**PROBLEM TO WORK ON**
In the listing below, pick out lines with "this".

Figure collection entries

══════════════════════════════

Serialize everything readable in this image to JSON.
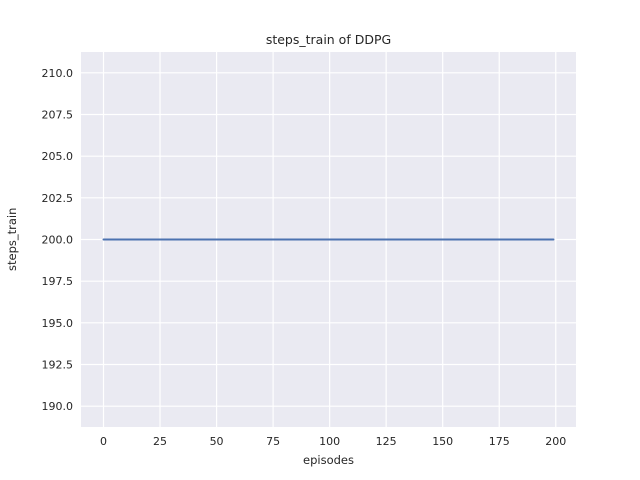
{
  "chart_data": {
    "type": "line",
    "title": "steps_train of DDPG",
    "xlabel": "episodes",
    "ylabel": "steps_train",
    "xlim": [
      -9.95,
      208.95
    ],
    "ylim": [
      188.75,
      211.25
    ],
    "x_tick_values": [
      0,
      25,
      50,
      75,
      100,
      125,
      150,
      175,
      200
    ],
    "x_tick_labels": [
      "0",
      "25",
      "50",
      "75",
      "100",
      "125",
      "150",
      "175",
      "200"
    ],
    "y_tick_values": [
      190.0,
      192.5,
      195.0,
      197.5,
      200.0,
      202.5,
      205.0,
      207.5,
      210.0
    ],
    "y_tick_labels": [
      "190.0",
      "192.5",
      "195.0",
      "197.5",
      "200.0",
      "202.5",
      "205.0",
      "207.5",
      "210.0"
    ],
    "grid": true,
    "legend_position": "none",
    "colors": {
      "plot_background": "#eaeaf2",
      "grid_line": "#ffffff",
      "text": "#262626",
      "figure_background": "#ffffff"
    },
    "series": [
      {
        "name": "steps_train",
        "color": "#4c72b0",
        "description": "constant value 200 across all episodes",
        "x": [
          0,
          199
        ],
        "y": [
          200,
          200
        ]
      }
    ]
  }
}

══════════════════════════════

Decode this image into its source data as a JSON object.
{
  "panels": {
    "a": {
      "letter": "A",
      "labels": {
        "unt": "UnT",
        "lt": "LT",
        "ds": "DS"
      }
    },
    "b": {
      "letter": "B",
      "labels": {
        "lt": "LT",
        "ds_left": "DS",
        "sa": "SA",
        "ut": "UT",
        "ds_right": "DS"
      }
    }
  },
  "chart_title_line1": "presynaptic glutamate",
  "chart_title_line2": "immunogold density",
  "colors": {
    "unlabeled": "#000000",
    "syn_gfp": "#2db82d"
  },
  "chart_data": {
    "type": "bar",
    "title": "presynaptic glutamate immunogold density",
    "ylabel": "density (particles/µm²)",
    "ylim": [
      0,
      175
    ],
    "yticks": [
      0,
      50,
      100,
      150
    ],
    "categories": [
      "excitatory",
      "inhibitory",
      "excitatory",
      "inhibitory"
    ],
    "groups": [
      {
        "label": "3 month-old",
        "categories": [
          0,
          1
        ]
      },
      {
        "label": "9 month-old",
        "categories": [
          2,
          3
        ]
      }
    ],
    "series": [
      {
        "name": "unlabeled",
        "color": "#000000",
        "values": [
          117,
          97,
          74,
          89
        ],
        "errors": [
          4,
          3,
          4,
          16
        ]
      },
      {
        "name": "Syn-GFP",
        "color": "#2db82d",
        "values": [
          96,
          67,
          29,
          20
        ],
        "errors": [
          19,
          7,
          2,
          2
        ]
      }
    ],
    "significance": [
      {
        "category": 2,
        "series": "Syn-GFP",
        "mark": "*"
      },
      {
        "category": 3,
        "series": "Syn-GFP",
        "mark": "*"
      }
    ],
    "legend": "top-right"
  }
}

══════════════════════════════

**RESPONSE**
Serialize everything readable in this image to JSON.
Decode this image into its source data as a JSON object.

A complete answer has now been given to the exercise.